## begin Items

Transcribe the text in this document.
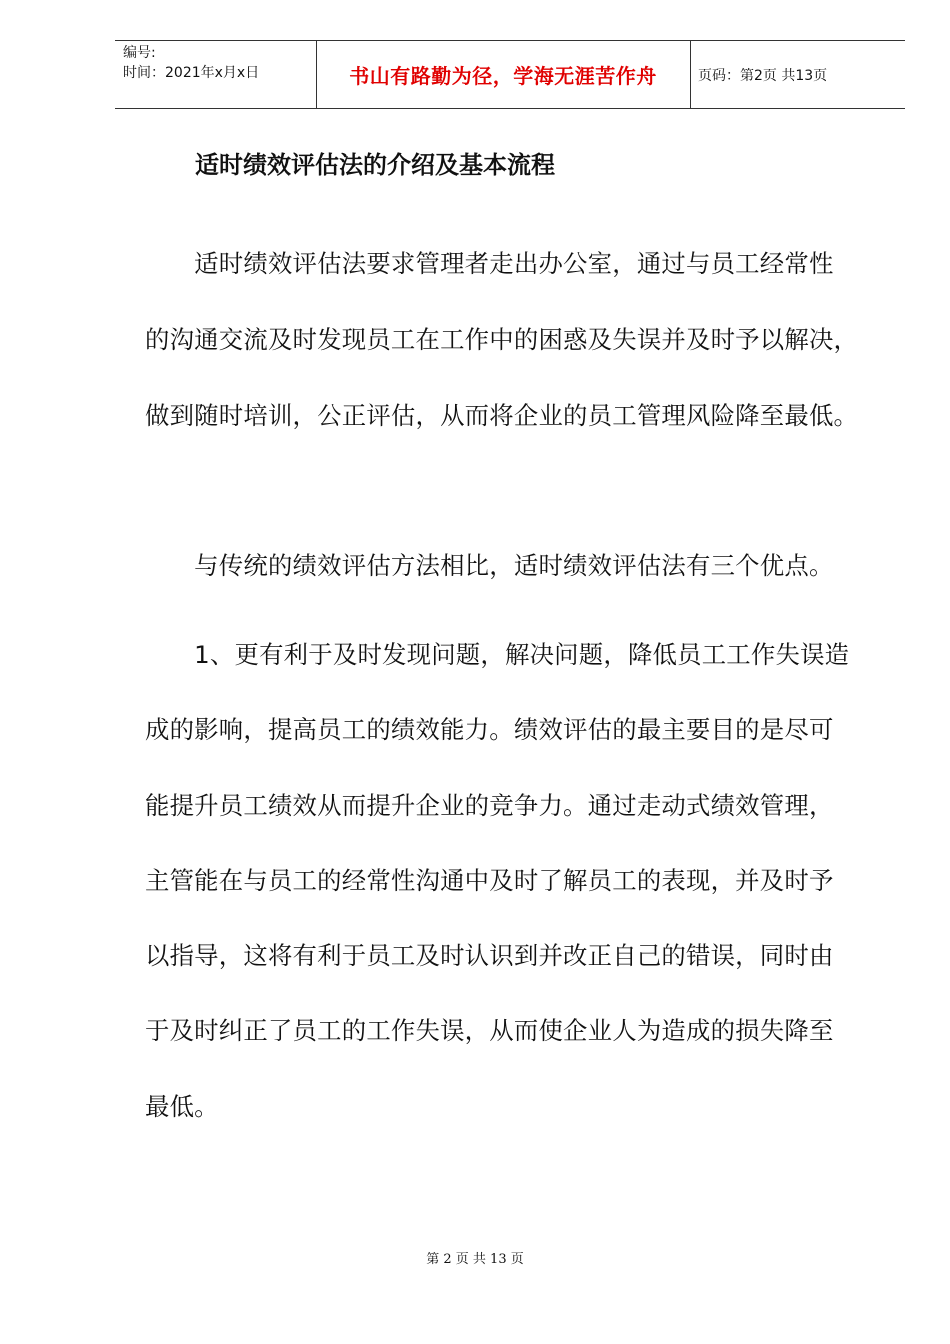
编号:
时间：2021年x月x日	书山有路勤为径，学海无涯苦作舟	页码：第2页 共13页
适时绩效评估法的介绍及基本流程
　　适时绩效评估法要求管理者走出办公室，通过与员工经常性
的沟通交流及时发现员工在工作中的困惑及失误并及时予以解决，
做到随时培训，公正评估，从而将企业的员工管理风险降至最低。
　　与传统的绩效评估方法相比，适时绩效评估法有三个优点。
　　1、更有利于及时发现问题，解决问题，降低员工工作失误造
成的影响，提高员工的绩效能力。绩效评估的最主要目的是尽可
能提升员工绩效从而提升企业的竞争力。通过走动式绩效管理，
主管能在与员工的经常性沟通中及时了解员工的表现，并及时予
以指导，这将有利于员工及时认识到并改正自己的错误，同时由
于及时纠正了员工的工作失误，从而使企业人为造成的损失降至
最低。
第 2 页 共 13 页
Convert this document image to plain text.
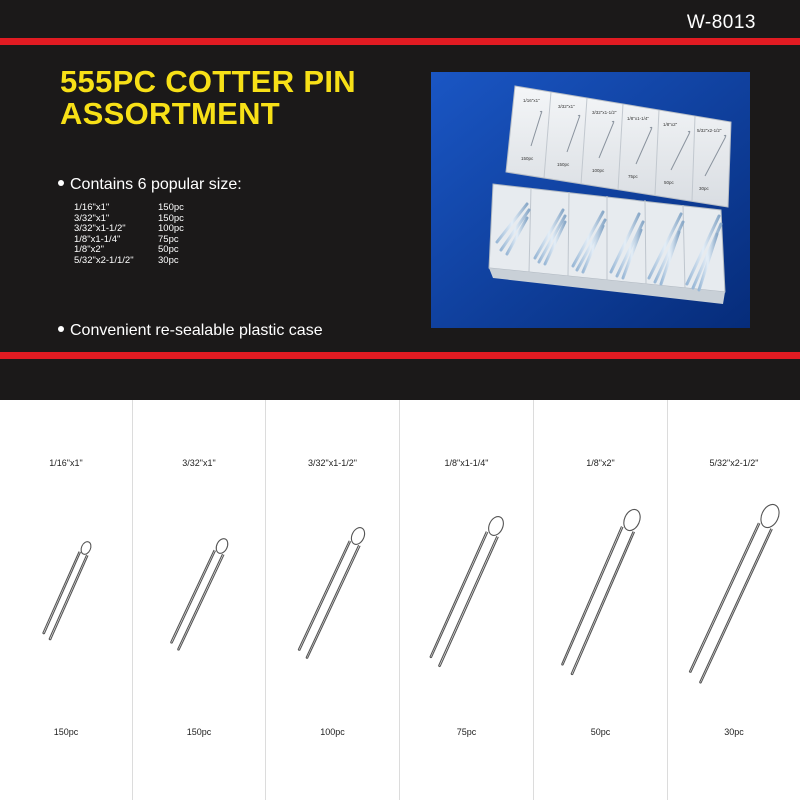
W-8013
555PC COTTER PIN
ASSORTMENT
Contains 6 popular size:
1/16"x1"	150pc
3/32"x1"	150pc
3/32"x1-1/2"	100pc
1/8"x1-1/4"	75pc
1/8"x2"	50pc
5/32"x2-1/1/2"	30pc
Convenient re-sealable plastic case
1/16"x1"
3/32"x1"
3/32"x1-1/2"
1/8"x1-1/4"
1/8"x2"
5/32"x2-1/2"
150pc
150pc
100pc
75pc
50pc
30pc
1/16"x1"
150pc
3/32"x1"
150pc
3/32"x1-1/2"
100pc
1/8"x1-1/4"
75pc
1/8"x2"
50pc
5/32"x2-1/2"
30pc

## end Items

Exclude the pictures and transcribe all of the entries exactly.

Transcribe the text in this document.
编号:
时间：2021年x月x日	书山有路勤为径，学海无涯苦作舟	页码：第2页 共13页
适时绩效评估法的介绍及基本流程
　　适时绩效评估法要求管理者走出办公室，通过与员工经常性
的沟通交流及时发现员工在工作中的困惑及失误并及时予以解决，
做到随时培训，公正评估，从而将企业的员工管理风险降至最低。
　　与传统的绩效评估方法相比，适时绩效评估法有三个优点。
　　1、更有利于及时发现问题，解决问题，降低员工工作失误造
成的影响，提高员工的绩效能力。绩效评估的最主要目的是尽可
能提升员工绩效从而提升企业的竞争力。通过走动式绩效管理，
主管能在与员工的经常性沟通中及时了解员工的表现，并及时予
以指导，这将有利于员工及时认识到并改正自己的错误，同时由
于及时纠正了员工的工作失误，从而使企业人为造成的损失降至
最低。
第 2 页 共 13 页
Convert this document image to plain text.
W-8013
555PC COTTER PIN
ASSORTMENT
Contains 6 popular size:
1/16"x1"	150pc
3/32"x1"	150pc
3/32"x1-1/2"	100pc
1/8"x1-1/4"	75pc
1/8"x2"	50pc
5/32"x2-1/1/2"	30pc
Convenient re-sealable plastic case
1/16"x1"
3/32"x1"
3/32"x1-1/2"
1/8"x1-1/4"
1/8"x2"
5/32"x2-1/2"
150pc
150pc
100pc
75pc
50pc
30pc
1/16"x1"
150pc
3/32"x1"
150pc
3/32"x1-1/2"
100pc
1/8"x1-1/4"
75pc
1/8"x2"
50pc
5/32"x2-1/2"
30pc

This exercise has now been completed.